##### Material supplied

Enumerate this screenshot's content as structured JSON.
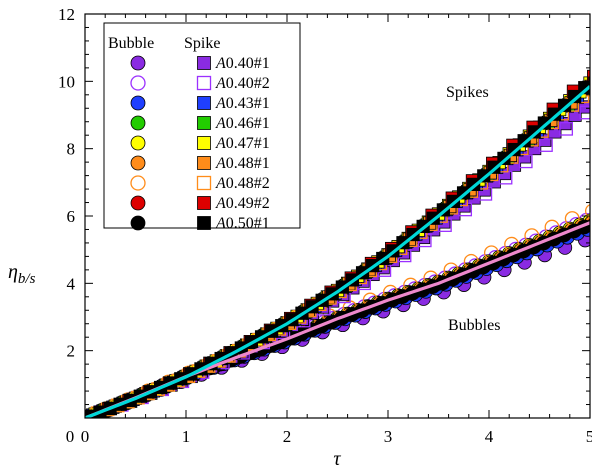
{
  "chart_data": {
    "type": "scatter",
    "title": "",
    "xlabel": "τ",
    "ylabel_main": "η",
    "ylabel_sub": "b/s",
    "xlim": [
      0,
      5
    ],
    "ylim": [
      0,
      12
    ],
    "xticks": [
      0,
      1,
      2,
      3,
      4,
      5
    ],
    "yticks": [
      2,
      4,
      6,
      8,
      10,
      12
    ],
    "grid": false,
    "legend_position": "top-left",
    "legend_headers": {
      "bubble": "Bubble",
      "spike": "Spike"
    },
    "annotations": [
      {
        "text": "Spikes",
        "x": 4.0,
        "y": 9.5
      },
      {
        "text": "Bubbles",
        "x": 4.0,
        "y": 3.0
      }
    ],
    "series": [
      {
        "name": "A0.40#1",
        "label_prefix": "A",
        "label_rest": "0.40#1",
        "fill": "#8a2be2",
        "edge": "#6a0dad",
        "filled": true
      },
      {
        "name": "A0.40#2",
        "label_prefix": "A",
        "label_rest": "0.40#2",
        "fill": "#ffffff",
        "edge": "#9b30ff",
        "filled": false
      },
      {
        "name": "A0.43#1",
        "label_prefix": "A",
        "label_rest": "0.43#1",
        "fill": "#1f3fff",
        "edge": "#0d1f99",
        "filled": true
      },
      {
        "name": "A0.46#1",
        "label_prefix": "A",
        "label_rest": "0.46#1",
        "fill": "#22cc00",
        "edge": "#116600",
        "filled": true
      },
      {
        "name": "A0.47#1",
        "label_prefix": "A",
        "label_rest": "0.47#1",
        "fill": "#ffff00",
        "edge": "#777700",
        "filled": true
      },
      {
        "name": "A0.48#1",
        "label_prefix": "A",
        "label_rest": "0.48#1",
        "fill": "#ff8c1a",
        "edge": "#aa5500",
        "filled": true
      },
      {
        "name": "A0.48#2",
        "label_prefix": "A",
        "label_rest": "0.48#2",
        "fill": "#ffffff",
        "edge": "#ff8c1a",
        "filled": false
      },
      {
        "name": "A0.49#2",
        "label_prefix": "A",
        "label_rest": "0.49#2",
        "fill": "#dd0000",
        "edge": "#880000",
        "filled": true
      },
      {
        "name": "A0.50#1",
        "label_prefix": "A",
        "label_rest": "0.50#1",
        "fill": "#000000",
        "edge": "#000000",
        "filled": true
      }
    ],
    "bubble_scale": [
      0.92,
      1.02,
      0.97,
      1.0,
      1.01,
      1.0,
      1.06,
      0.99,
      0.99
    ],
    "spike_scale": [
      0.95,
      0.93,
      1.0,
      1.0,
      1.01,
      1.0,
      0.99,
      1.03,
      1.01
    ],
    "bubble_curve": {
      "color": "#ee88cc",
      "label": ""
    },
    "spike_curve": {
      "color": "#00d8d8",
      "label": ""
    },
    "bubble_fit_points": [
      [
        0.0,
        0.0
      ],
      [
        0.5,
        0.6
      ],
      [
        1.0,
        1.23
      ],
      [
        1.5,
        1.8
      ],
      [
        2.0,
        2.35
      ],
      [
        2.5,
        2.95
      ],
      [
        3.0,
        3.5
      ],
      [
        3.5,
        4.0
      ],
      [
        4.0,
        4.6
      ],
      [
        4.5,
        5.2
      ],
      [
        5.0,
        5.8
      ]
    ],
    "spike_fit_points": [
      [
        0.0,
        0.0
      ],
      [
        0.5,
        0.58
      ],
      [
        1.0,
        1.22
      ],
      [
        1.5,
        1.98
      ],
      [
        2.0,
        2.8
      ],
      [
        2.5,
        3.75
      ],
      [
        3.0,
        4.8
      ],
      [
        3.5,
        6.0
      ],
      [
        4.0,
        7.25
      ],
      [
        4.5,
        8.55
      ],
      [
        5.0,
        9.85
      ]
    ]
  }
}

##########

Task requirements =>
Output all of the data exactly as it stands, minus any images.

Full output =>
Enumerate this screenshot's content as structured JSON.
{
  "chart_data": {
    "type": "scatter",
    "title": "",
    "xlabel": "τ",
    "ylabel_main": "η",
    "ylabel_sub": "b/s",
    "xlim": [
      0,
      5
    ],
    "ylim": [
      0,
      12
    ],
    "xticks": [
      0,
      1,
      2,
      3,
      4,
      5
    ],
    "yticks": [
      2,
      4,
      6,
      8,
      10,
      12
    ],
    "grid": false,
    "legend_position": "top-left",
    "legend_headers": {
      "bubble": "Bubble",
      "spike": "Spike"
    },
    "annotations": [
      {
        "text": "Spikes",
        "x": 4.0,
        "y": 9.5
      },
      {
        "text": "Bubbles",
        "x": 4.0,
        "y": 3.0
      }
    ],
    "series": [
      {
        "name": "A0.40#1",
        "label_prefix": "A",
        "label_rest": "0.40#1",
        "fill": "#8a2be2",
        "edge": "#6a0dad",
        "filled": true
      },
      {
        "name": "A0.40#2",
        "label_prefix": "A",
        "label_rest": "0.40#2",
        "fill": "#ffffff",
        "edge": "#9b30ff",
        "filled": false
      },
      {
        "name": "A0.43#1",
        "label_prefix": "A",
        "label_rest": "0.43#1",
        "fill": "#1f3fff",
        "edge": "#0d1f99",
        "filled": true
      },
      {
        "name": "A0.46#1",
        "label_prefix": "A",
        "label_rest": "0.46#1",
        "fill": "#22cc00",
        "edge": "#116600",
        "filled": true
      },
      {
        "name": "A0.47#1",
        "label_prefix": "A",
        "label_rest": "0.47#1",
        "fill": "#ffff00",
        "edge": "#777700",
        "filled": true
      },
      {
        "name": "A0.48#1",
        "label_prefix": "A",
        "label_rest": "0.48#1",
        "fill": "#ff8c1a",
        "edge": "#aa5500",
        "filled": true
      },
      {
        "name": "A0.48#2",
        "label_prefix": "A",
        "label_rest": "0.48#2",
        "fill": "#ffffff",
        "edge": "#ff8c1a",
        "filled": false
      },
      {
        "name": "A0.49#2",
        "label_prefix": "A",
        "label_rest": "0.49#2",
        "fill": "#dd0000",
        "edge": "#880000",
        "filled": true
      },
      {
        "name": "A0.50#1",
        "label_prefix": "A",
        "label_rest": "0.50#1",
        "fill": "#000000",
        "edge": "#000000",
        "filled": true
      }
    ],
    "bubble_scale": [
      0.92,
      1.02,
      0.97,
      1.0,
      1.01,
      1.0,
      1.06,
      0.99,
      0.99
    ],
    "spike_scale": [
      0.95,
      0.93,
      1.0,
      1.0,
      1.01,
      1.0,
      0.99,
      1.03,
      1.01
    ],
    "bubble_curve": {
      "color": "#ee88cc",
      "label": ""
    },
    "spike_curve": {
      "color": "#00d8d8",
      "label": ""
    },
    "bubble_fit_points": [
      [
        0.0,
        0.0
      ],
      [
        0.5,
        0.6
      ],
      [
        1.0,
        1.23
      ],
      [
        1.5,
        1.8
      ],
      [
        2.0,
        2.35
      ],
      [
        2.5,
        2.95
      ],
      [
        3.0,
        3.5
      ],
      [
        3.5,
        4.0
      ],
      [
        4.0,
        4.6
      ],
      [
        4.5,
        5.2
      ],
      [
        5.0,
        5.8
      ]
    ],
    "spike_fit_points": [
      [
        0.0,
        0.0
      ],
      [
        0.5,
        0.58
      ],
      [
        1.0,
        1.22
      ],
      [
        1.5,
        1.98
      ],
      [
        2.0,
        2.8
      ],
      [
        2.5,
        3.75
      ],
      [
        3.0,
        4.8
      ],
      [
        3.5,
        6.0
      ],
      [
        4.0,
        7.25
      ],
      [
        4.5,
        8.55
      ],
      [
        5.0,
        9.85
      ]
    ]
  }
}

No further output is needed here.